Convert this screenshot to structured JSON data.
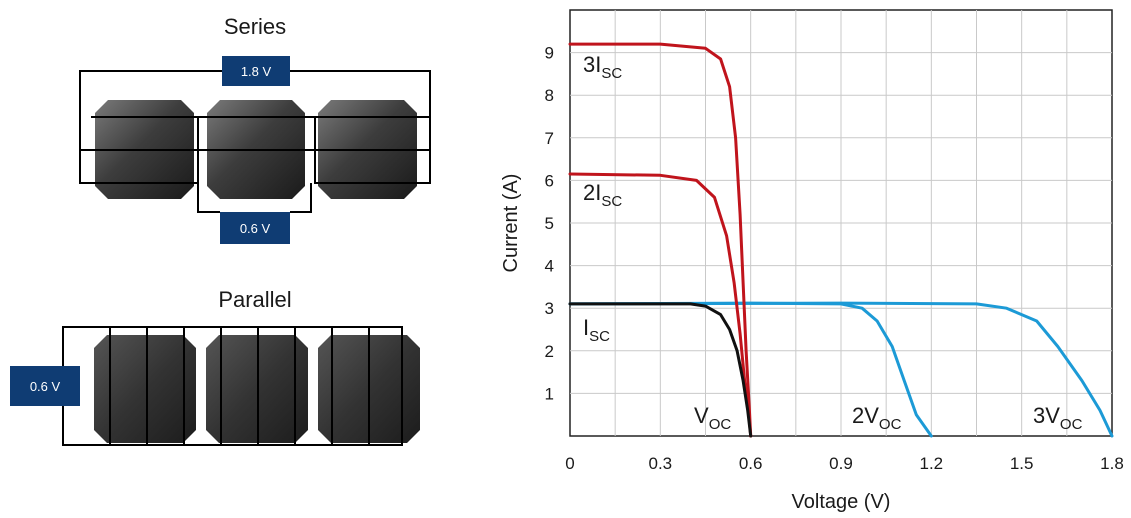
{
  "diagram": {
    "series_title": "Series",
    "parallel_title": "Parallel",
    "series_voltage": "1.8 V",
    "cell_voltage": "0.6 V",
    "parallel_voltage": "0.6 V",
    "badge_color": "#0f3c73"
  },
  "chart_data": {
    "type": "line",
    "xlabel": "Voltage (V)",
    "ylabel": "Current (A)",
    "xlim": [
      0,
      1.8
    ],
    "ylim": [
      0,
      10
    ],
    "xticks": [
      "0",
      "0.3",
      "0.6",
      "0.9",
      "1.2",
      "1.5",
      "1.8"
    ],
    "yticks": [
      "1",
      "2",
      "3",
      "4",
      "5",
      "6",
      "7",
      "8",
      "9"
    ],
    "grid": true,
    "series": [
      {
        "label_main": "3I",
        "label_sub": "SC",
        "color": "#c0141c",
        "points": [
          [
            0,
            9.2
          ],
          [
            0.3,
            9.2
          ],
          [
            0.45,
            9.1
          ],
          [
            0.5,
            8.85
          ],
          [
            0.53,
            8.2
          ],
          [
            0.55,
            7.0
          ],
          [
            0.565,
            5.2
          ],
          [
            0.575,
            3.6
          ],
          [
            0.585,
            2.0
          ],
          [
            0.595,
            0.7
          ],
          [
            0.6,
            0
          ]
        ]
      },
      {
        "label_main": "2I",
        "label_sub": "SC",
        "color": "#c0141c",
        "points": [
          [
            0,
            6.15
          ],
          [
            0.3,
            6.12
          ],
          [
            0.42,
            6.0
          ],
          [
            0.48,
            5.6
          ],
          [
            0.52,
            4.7
          ],
          [
            0.545,
            3.6
          ],
          [
            0.565,
            2.4
          ],
          [
            0.58,
            1.3
          ],
          [
            0.595,
            0.4
          ],
          [
            0.6,
            0
          ]
        ]
      },
      {
        "label_main": "I",
        "label_sub": "SC",
        "color": "#111111",
        "points": [
          [
            0,
            3.1
          ],
          [
            0.4,
            3.1
          ],
          [
            0.45,
            3.05
          ],
          [
            0.5,
            2.85
          ],
          [
            0.53,
            2.5
          ],
          [
            0.555,
            2.0
          ],
          [
            0.575,
            1.3
          ],
          [
            0.59,
            0.6
          ],
          [
            0.6,
            0
          ]
        ]
      },
      {
        "label_main": "2V",
        "label_sub": "OC",
        "color": "#1c9ad6",
        "points": [
          [
            0,
            3.1
          ],
          [
            0.6,
            3.12
          ],
          [
            0.9,
            3.1
          ],
          [
            0.97,
            3.0
          ],
          [
            1.02,
            2.7
          ],
          [
            1.07,
            2.1
          ],
          [
            1.11,
            1.3
          ],
          [
            1.15,
            0.5
          ],
          [
            1.2,
            0
          ]
        ]
      },
      {
        "label_main": "3V",
        "label_sub": "OC",
        "color": "#1c9ad6",
        "points": [
          [
            0,
            3.1
          ],
          [
            0.9,
            3.12
          ],
          [
            1.35,
            3.1
          ],
          [
            1.45,
            3.0
          ],
          [
            1.55,
            2.7
          ],
          [
            1.62,
            2.1
          ],
          [
            1.7,
            1.3
          ],
          [
            1.76,
            0.6
          ],
          [
            1.8,
            0
          ]
        ]
      },
      {
        "label_main": "V",
        "label_sub": "OC",
        "color": "#111111",
        "points": []
      }
    ]
  }
}
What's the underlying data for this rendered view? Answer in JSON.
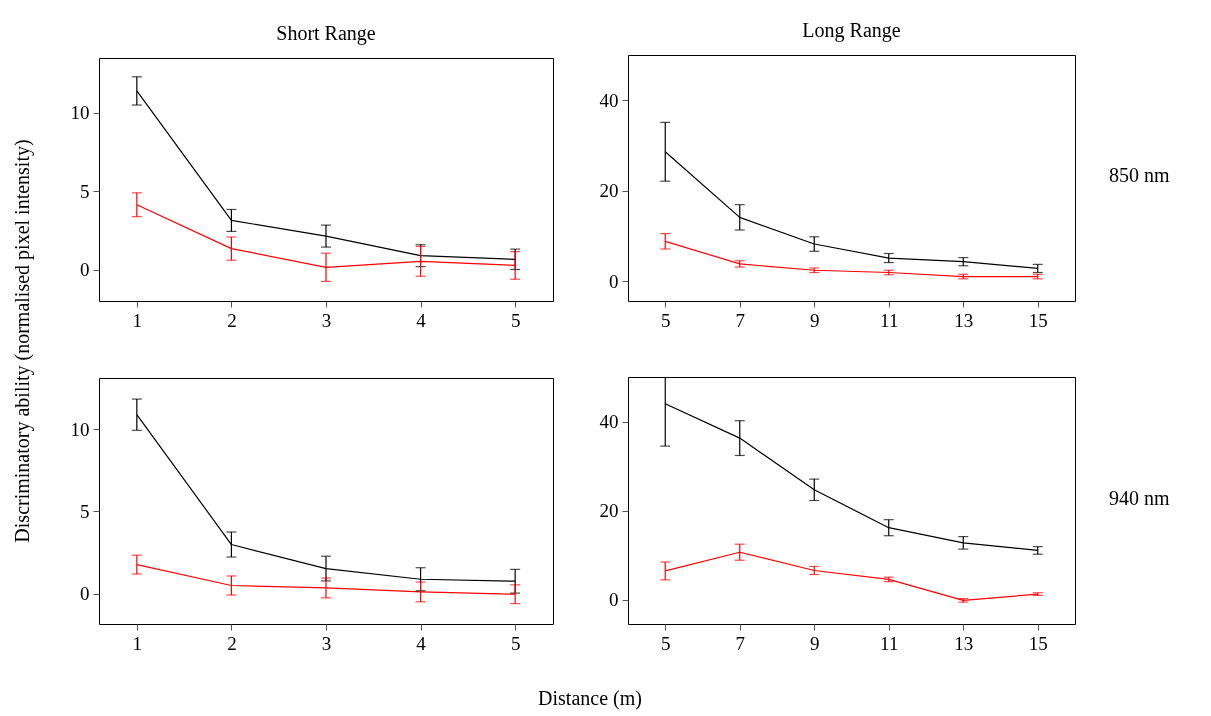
{
  "chart_data": [
    {
      "type": "line",
      "title": "Short Range",
      "ylabel": "Discriminatory ability (normalised pixel intensity)",
      "x": [
        1,
        2,
        3,
        4,
        5
      ],
      "xlim": [
        0.6,
        5.4
      ],
      "xticks": [
        1,
        2,
        3,
        4,
        5
      ],
      "ylim": [
        -2,
        13.5
      ],
      "yticks": [
        0,
        5,
        10
      ],
      "grid": false,
      "legend": false,
      "series": [
        {
          "color": "#000000",
          "values": [
            11.4,
            3.14,
            2.14,
            0.89,
            0.66
          ],
          "errors": [
            0.9,
            0.7,
            0.7,
            0.7,
            0.65
          ]
        },
        {
          "color": "#ff0000",
          "values": [
            4.14,
            1.34,
            0.15,
            0.53,
            0.27
          ],
          "errors": [
            0.76,
            0.74,
            0.9,
            0.95,
            0.88
          ]
        }
      ]
    },
    {
      "type": "line",
      "title": "Long Range",
      "annotations": [
        "850 nm"
      ],
      "x": [
        5,
        7,
        9,
        11,
        13,
        15
      ],
      "xlim": [
        4,
        16
      ],
      "xticks": [
        5,
        7,
        9,
        11,
        13,
        15
      ],
      "ylim": [
        -4.4,
        50
      ],
      "yticks": [
        0,
        20,
        40
      ],
      "grid": false,
      "legend": false,
      "series": [
        {
          "color": "#000000",
          "values": [
            28.6,
            14.1,
            8.2,
            5.1,
            4.3,
            2.8
          ],
          "errors": [
            6.5,
            2.8,
            1.6,
            1.0,
            0.9,
            0.9
          ]
        },
        {
          "color": "#ff0000",
          "values": [
            8.8,
            3.8,
            2.4,
            1.9,
            1.0,
            1.0
          ],
          "errors": [
            1.7,
            0.7,
            0.5,
            0.5,
            0.5,
            0.5
          ]
        }
      ]
    },
    {
      "type": "line",
      "xlabel": "Distance (m)",
      "x": [
        1,
        2,
        3,
        4,
        5
      ],
      "xlim": [
        0.6,
        5.4
      ],
      "xticks": [
        1,
        2,
        3,
        4,
        5
      ],
      "ylim": [
        -1.85,
        13.1
      ],
      "yticks": [
        0,
        5,
        10
      ],
      "grid": false,
      "legend": false,
      "series": [
        {
          "color": "#000000",
          "values": [
            10.87,
            2.98,
            1.52,
            0.87,
            0.75
          ],
          "errors": [
            0.95,
            0.76,
            0.75,
            0.7,
            0.72
          ]
        },
        {
          "color": "#ff0000",
          "values": [
            1.76,
            0.49,
            0.34,
            0.1,
            -0.04
          ],
          "errors": [
            0.57,
            0.58,
            0.6,
            0.6,
            0.57
          ]
        }
      ]
    },
    {
      "type": "line",
      "annotations": [
        "940 nm"
      ],
      "x": [
        5,
        7,
        9,
        11,
        13,
        15
      ],
      "xlim": [
        4,
        16
      ],
      "xticks": [
        5,
        7,
        9,
        11,
        13,
        15
      ],
      "ylim": [
        -5.4,
        50
      ],
      "yticks": [
        0,
        20,
        40
      ],
      "grid": false,
      "legend": false,
      "series": [
        {
          "color": "#000000",
          "values": [
            44.0,
            36.3,
            24.7,
            16.2,
            12.8,
            11.1
          ],
          "errors": [
            [
              34.5,
              50
            ],
            3.9,
            2.4,
            1.8,
            1.4,
            0.85
          ]
        },
        {
          "color": "#ff0000",
          "values": [
            6.5,
            10.7,
            6.6,
            4.6,
            -0.1,
            1.3
          ],
          "errors": [
            2.0,
            1.8,
            0.9,
            0.5,
            0.4,
            0.3
          ]
        }
      ]
    }
  ]
}
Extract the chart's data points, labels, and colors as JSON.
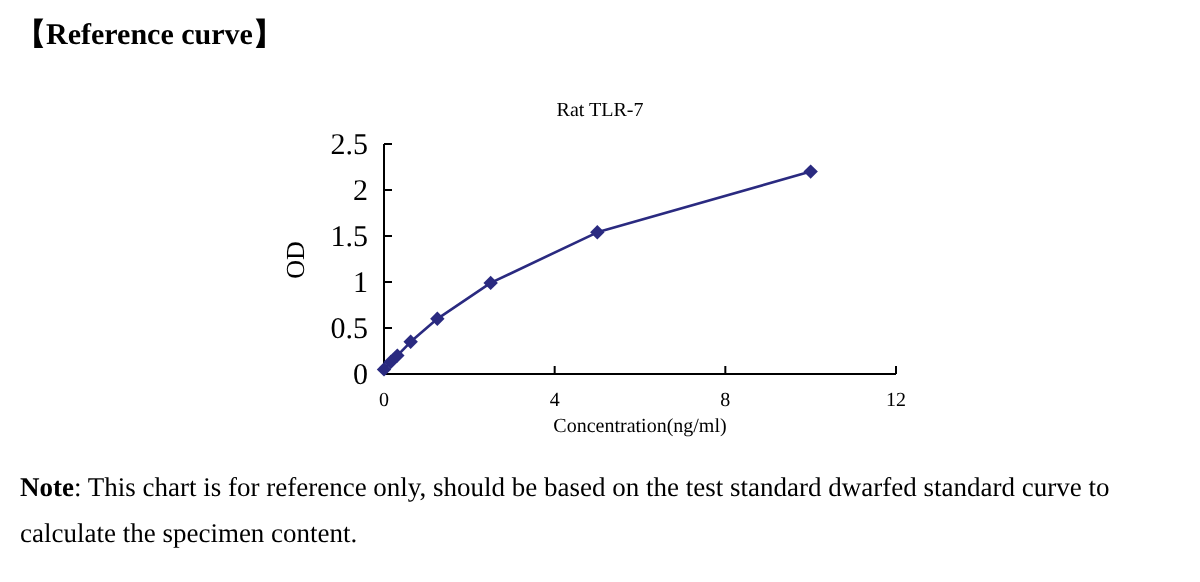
{
  "chart_data": {
    "type": "line",
    "title": "Rat TLR-7",
    "xlabel": "Concentration(ng/ml)",
    "ylabel": "OD",
    "annotations": [
      "【Reference curve】",
      "Note: This chart is for reference only, should be based on the test standard dwarfed standard curve to calculate the specimen content."
    ],
    "x": [
      0,
      0.156,
      0.3125,
      0.625,
      1.25,
      2.5,
      5,
      10
    ],
    "series": [
      {
        "color": "#2a2a80",
        "values": [
          0.05,
          0.13,
          0.2,
          0.35,
          0.6,
          0.99,
          1.54,
          2.2
        ]
      }
    ],
    "xlim": [
      0,
      12
    ],
    "xticks": [
      0,
      4,
      8,
      12
    ],
    "ylim": [
      0,
      2.5
    ],
    "yticks": [
      0,
      {
        "value": 0.5,
        "label": "0.5"
      },
      1,
      {
        "value": 1.5,
        "label": "1.5"
      },
      2,
      {
        "value": 2.5,
        "label": "2.5"
      }
    ],
    "marker": "diamond",
    "line_style": "solid"
  }
}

___

Return each full line of the entries that contains the word "curve".

      "【Reference curve】",
      "Note: This chart is for reference only, should be based on the test standard dwarfed standard curve to calculate the specimen content."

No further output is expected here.